TASK TO COMPLETE: How many lines in this data contain the string "page"? Reply with the number only.

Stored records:

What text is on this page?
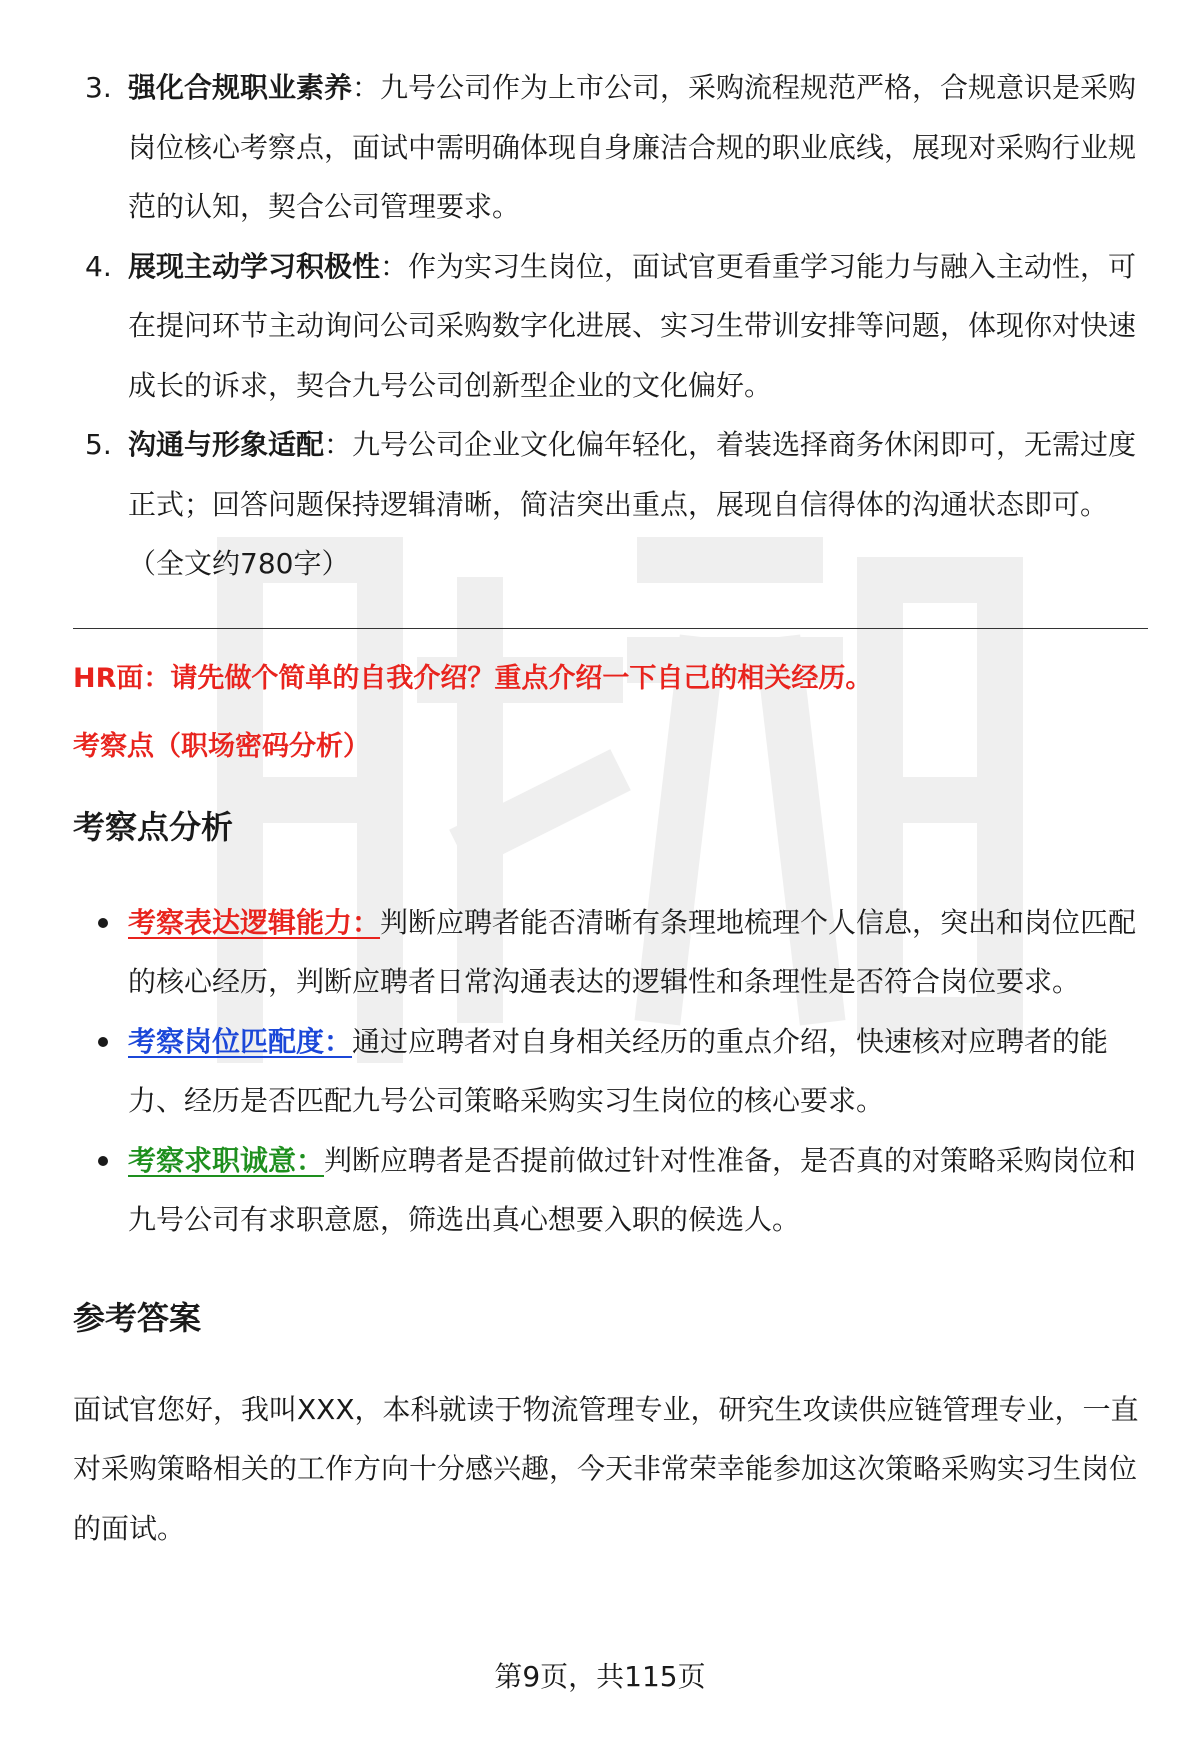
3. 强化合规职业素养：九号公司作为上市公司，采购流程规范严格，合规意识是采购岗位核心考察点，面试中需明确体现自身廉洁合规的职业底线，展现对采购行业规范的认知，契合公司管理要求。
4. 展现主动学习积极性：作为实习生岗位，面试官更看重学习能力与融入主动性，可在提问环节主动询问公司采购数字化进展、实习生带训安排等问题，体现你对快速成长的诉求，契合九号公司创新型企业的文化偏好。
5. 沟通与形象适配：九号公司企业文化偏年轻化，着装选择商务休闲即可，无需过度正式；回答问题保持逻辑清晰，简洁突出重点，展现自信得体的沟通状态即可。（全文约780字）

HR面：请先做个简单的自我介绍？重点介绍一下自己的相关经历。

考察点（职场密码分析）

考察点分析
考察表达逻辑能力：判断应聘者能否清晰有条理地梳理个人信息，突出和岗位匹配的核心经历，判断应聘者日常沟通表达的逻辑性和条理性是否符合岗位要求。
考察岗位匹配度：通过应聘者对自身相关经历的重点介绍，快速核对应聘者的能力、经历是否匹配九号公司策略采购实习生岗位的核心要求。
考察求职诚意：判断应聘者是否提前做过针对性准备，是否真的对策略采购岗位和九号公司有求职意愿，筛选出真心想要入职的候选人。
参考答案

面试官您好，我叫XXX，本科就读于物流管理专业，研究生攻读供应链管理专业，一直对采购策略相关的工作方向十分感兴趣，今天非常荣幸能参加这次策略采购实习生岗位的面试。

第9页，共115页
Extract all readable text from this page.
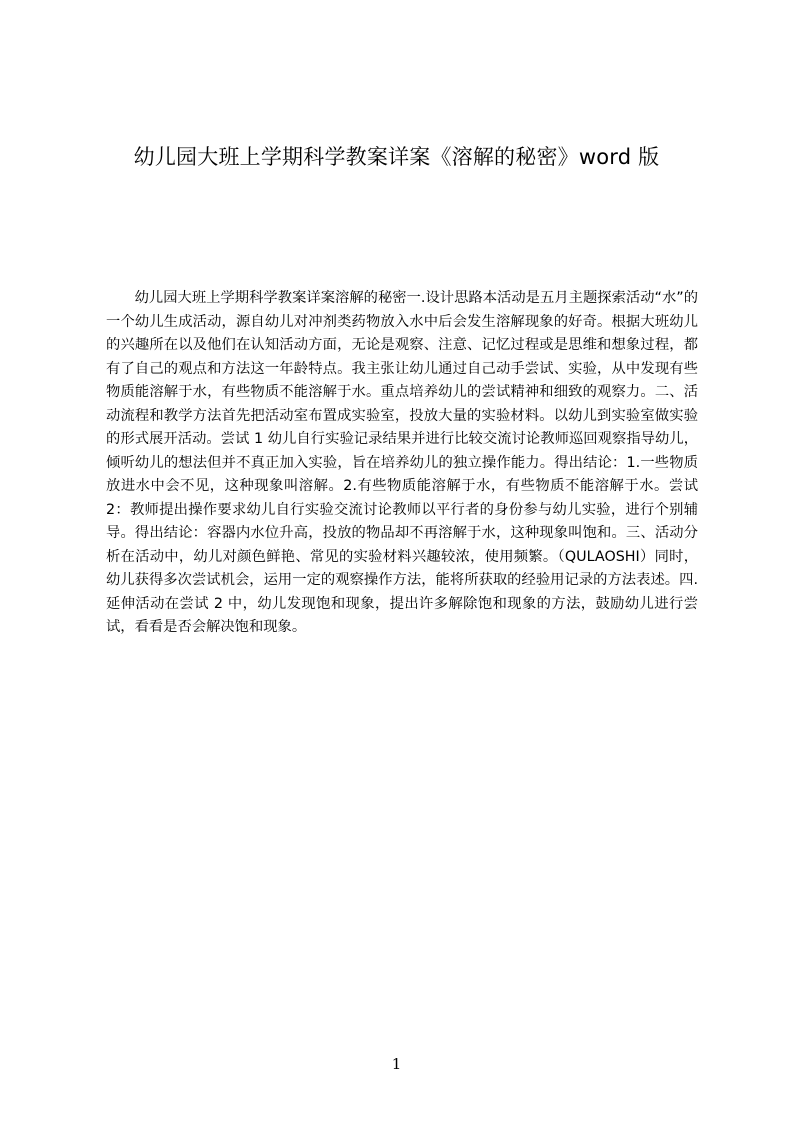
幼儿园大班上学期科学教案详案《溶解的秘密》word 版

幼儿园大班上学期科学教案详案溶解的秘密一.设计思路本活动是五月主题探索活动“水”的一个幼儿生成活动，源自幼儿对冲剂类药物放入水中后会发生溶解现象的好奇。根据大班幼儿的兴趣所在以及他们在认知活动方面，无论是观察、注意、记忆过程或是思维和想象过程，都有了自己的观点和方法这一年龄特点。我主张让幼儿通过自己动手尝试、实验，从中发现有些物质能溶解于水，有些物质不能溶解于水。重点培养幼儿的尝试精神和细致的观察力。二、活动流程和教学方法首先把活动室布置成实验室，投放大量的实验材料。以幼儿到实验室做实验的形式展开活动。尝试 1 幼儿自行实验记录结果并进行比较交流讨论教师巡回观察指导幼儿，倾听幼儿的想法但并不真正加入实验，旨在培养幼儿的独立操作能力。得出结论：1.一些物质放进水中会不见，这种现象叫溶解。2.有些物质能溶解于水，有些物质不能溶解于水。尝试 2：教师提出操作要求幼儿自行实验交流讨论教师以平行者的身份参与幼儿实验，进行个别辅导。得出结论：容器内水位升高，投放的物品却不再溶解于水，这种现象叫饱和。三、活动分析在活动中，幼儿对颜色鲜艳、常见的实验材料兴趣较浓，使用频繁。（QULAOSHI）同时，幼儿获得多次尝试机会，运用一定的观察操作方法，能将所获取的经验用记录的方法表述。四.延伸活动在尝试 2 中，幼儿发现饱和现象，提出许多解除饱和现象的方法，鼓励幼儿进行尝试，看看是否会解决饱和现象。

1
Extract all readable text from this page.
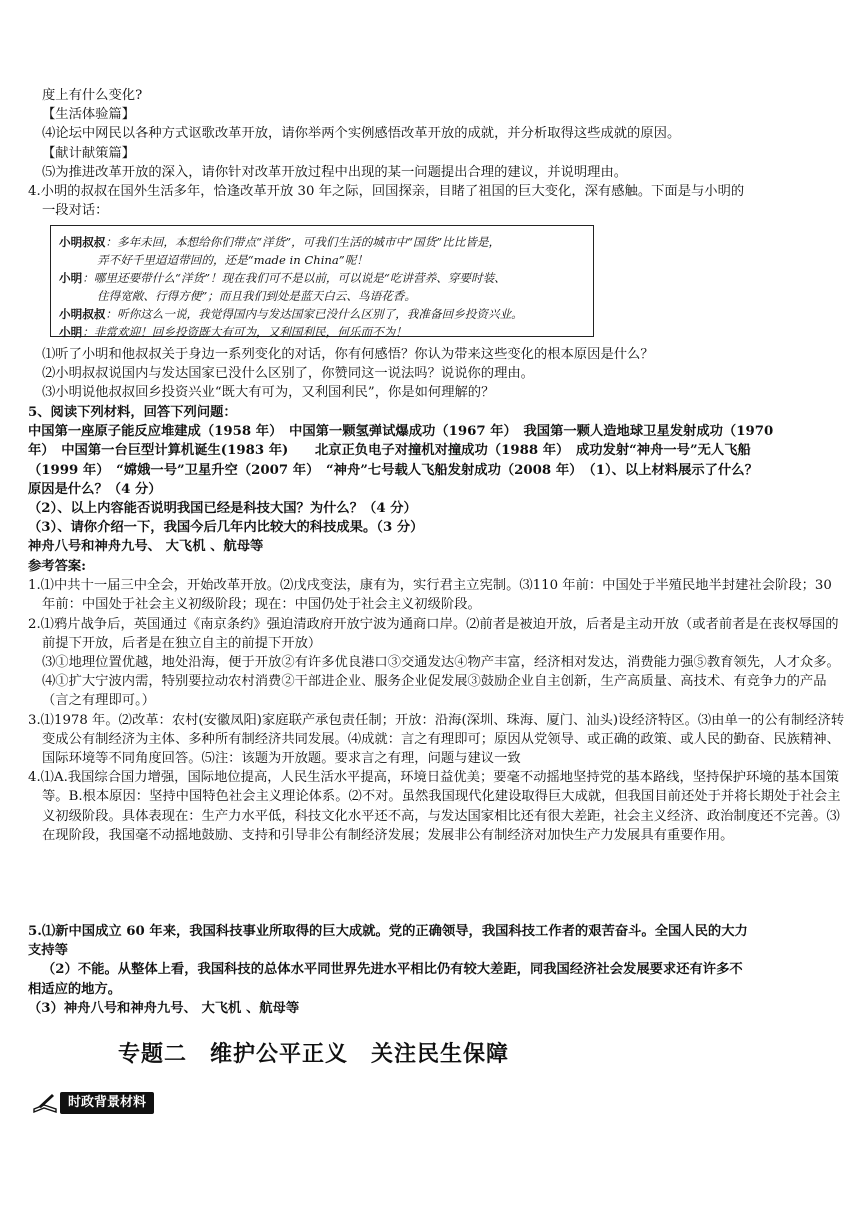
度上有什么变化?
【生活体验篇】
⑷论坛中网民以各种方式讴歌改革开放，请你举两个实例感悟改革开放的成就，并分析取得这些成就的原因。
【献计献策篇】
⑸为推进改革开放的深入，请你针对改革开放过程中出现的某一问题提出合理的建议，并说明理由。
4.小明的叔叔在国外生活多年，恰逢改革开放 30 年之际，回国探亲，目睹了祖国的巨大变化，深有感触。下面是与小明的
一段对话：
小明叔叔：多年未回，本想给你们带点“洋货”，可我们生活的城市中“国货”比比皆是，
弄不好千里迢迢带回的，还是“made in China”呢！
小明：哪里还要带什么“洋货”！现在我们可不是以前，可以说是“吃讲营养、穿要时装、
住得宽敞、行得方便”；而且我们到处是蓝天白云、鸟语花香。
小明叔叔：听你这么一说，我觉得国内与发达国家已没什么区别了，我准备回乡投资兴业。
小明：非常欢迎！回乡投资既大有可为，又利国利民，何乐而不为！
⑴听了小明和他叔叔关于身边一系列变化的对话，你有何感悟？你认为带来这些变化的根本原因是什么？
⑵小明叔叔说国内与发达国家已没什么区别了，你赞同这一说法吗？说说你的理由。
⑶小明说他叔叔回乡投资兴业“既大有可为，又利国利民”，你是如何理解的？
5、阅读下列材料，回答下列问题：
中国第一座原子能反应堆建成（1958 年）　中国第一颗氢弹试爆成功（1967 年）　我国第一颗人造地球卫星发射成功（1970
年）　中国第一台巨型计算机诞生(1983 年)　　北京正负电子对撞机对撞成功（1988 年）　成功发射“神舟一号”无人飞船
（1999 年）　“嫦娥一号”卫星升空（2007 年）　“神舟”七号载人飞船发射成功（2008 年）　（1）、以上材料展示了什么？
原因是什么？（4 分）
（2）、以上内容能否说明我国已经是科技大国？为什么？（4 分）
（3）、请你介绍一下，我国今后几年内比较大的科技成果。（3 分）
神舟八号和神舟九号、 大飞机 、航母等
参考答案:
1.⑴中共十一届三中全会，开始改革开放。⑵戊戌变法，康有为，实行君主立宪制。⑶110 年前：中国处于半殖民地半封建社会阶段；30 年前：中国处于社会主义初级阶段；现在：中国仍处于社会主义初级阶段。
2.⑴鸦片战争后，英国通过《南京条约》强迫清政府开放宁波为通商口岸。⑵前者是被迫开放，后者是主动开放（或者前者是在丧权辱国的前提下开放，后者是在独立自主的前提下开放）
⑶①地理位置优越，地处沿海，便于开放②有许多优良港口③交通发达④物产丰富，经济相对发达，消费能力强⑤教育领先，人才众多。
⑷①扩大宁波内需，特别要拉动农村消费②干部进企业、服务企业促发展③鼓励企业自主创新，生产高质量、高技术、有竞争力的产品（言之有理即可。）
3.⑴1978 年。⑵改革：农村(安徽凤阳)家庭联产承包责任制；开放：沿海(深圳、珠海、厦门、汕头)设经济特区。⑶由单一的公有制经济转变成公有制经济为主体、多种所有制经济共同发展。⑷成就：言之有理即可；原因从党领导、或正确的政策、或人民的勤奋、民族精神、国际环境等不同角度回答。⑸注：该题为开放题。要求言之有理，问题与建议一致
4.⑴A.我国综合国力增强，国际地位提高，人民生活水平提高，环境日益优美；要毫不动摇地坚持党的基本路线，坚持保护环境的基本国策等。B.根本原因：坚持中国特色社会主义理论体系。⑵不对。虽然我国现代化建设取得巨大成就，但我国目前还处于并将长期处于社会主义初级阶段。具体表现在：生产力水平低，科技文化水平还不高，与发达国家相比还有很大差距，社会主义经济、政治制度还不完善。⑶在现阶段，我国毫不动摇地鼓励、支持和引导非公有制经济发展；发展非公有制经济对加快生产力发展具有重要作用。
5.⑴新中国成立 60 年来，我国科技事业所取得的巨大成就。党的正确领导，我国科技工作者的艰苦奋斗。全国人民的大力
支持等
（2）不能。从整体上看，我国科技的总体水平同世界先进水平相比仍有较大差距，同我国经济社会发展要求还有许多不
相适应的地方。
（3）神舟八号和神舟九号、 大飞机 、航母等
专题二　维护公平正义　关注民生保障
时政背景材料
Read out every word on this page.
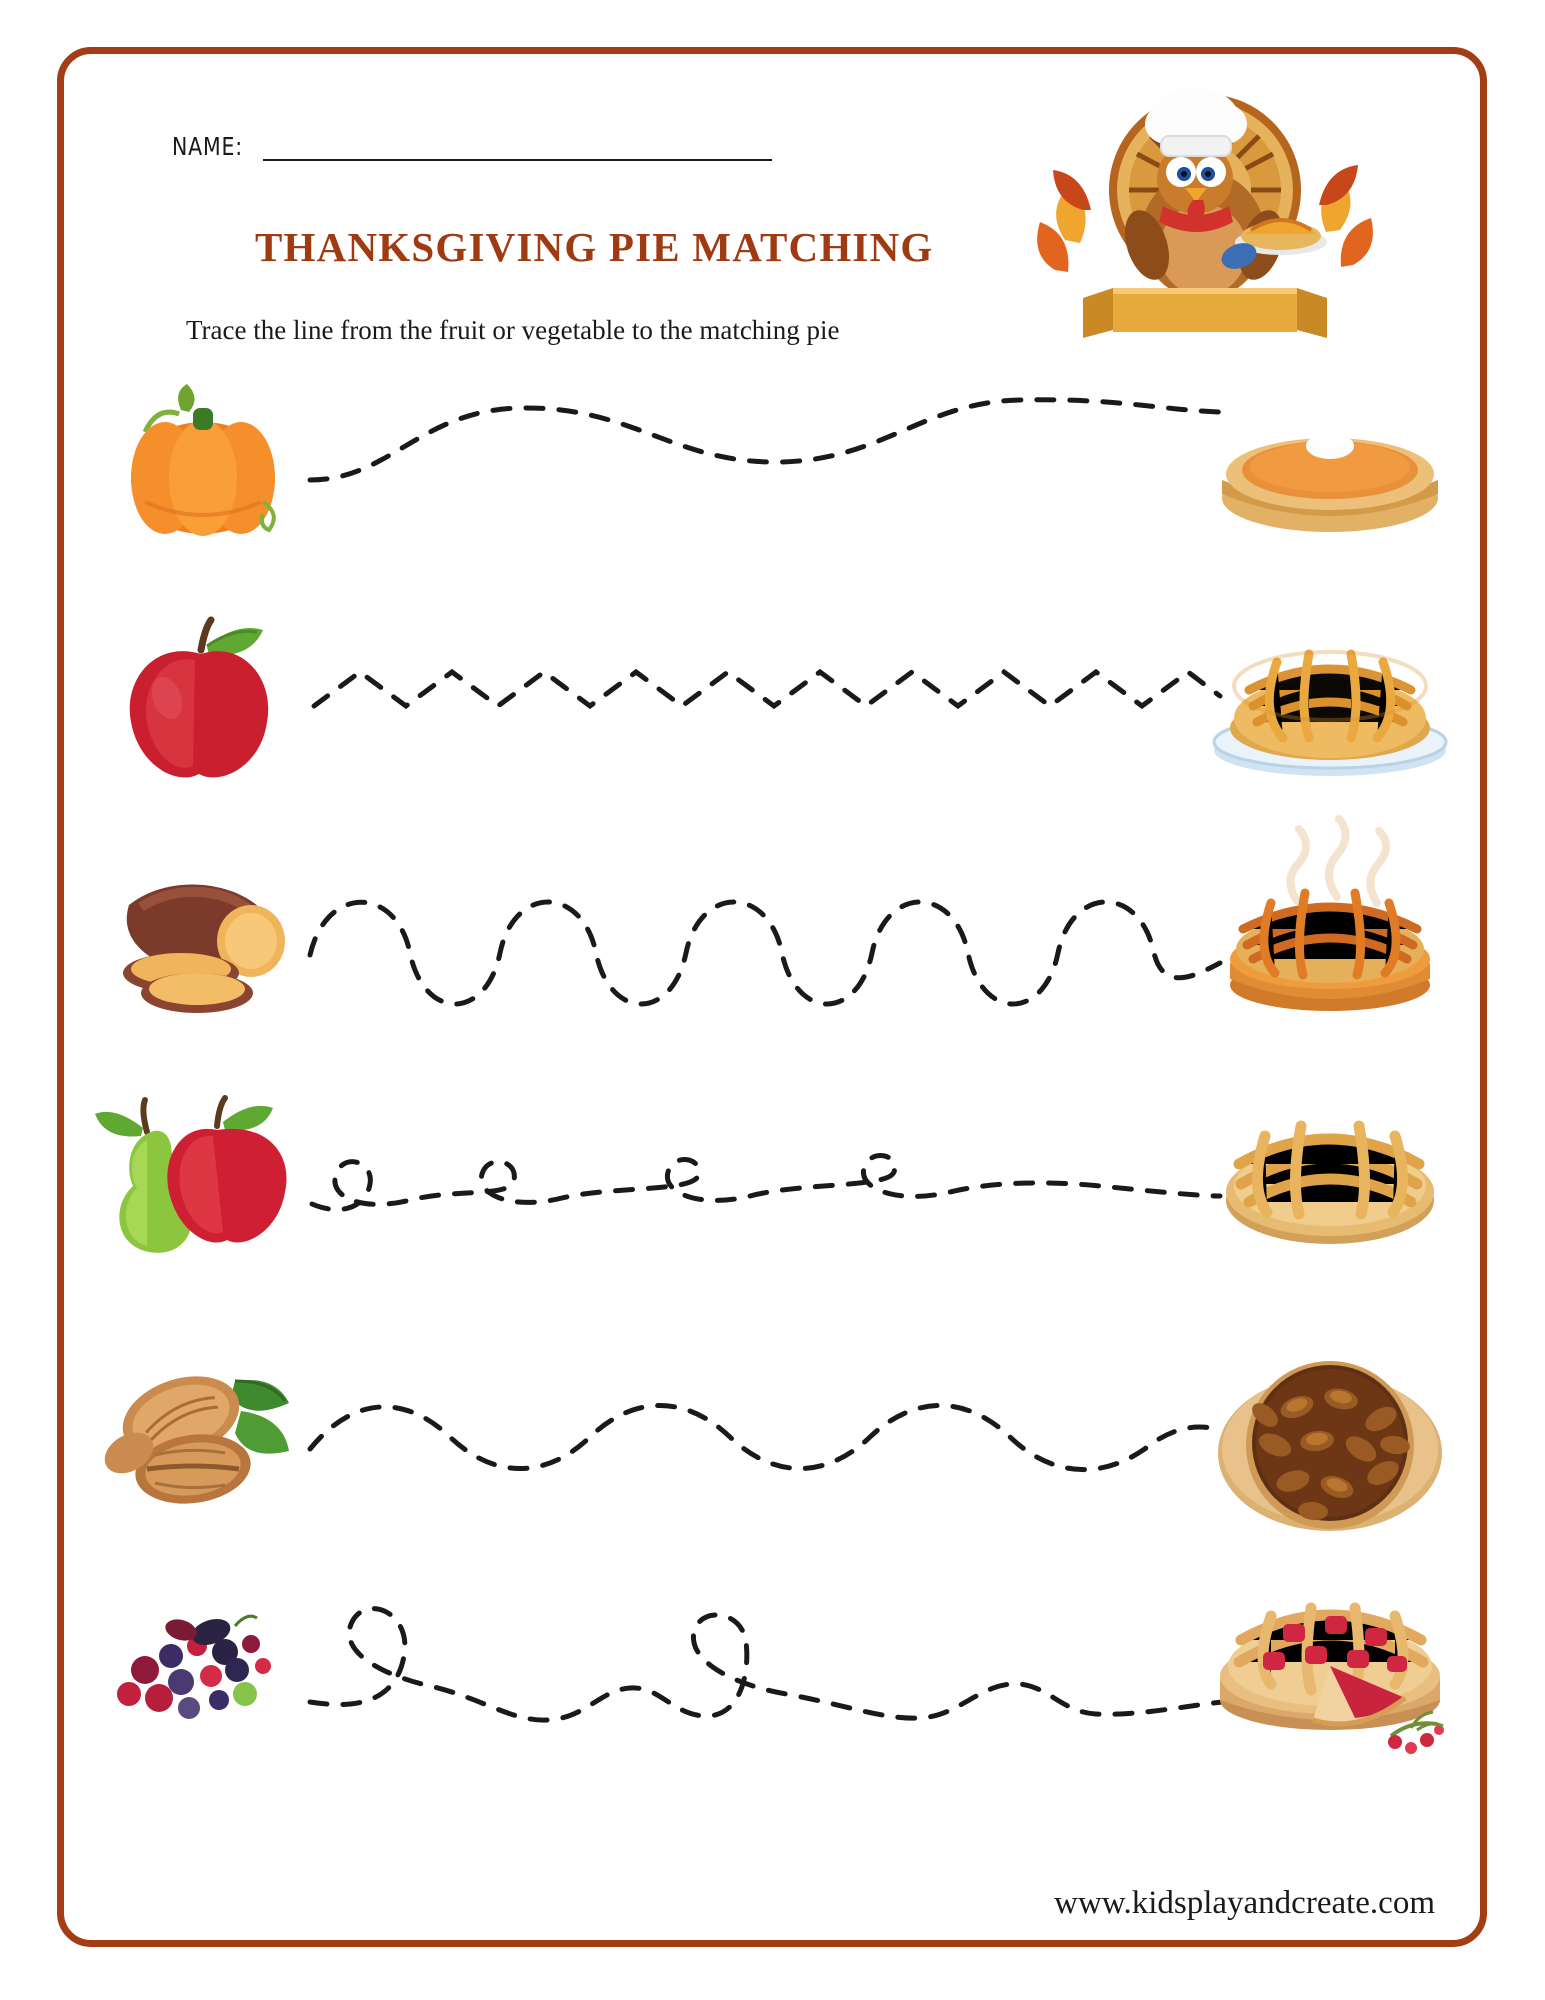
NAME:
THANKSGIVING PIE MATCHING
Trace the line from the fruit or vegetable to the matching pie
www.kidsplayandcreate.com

FINAL ANSWER: 4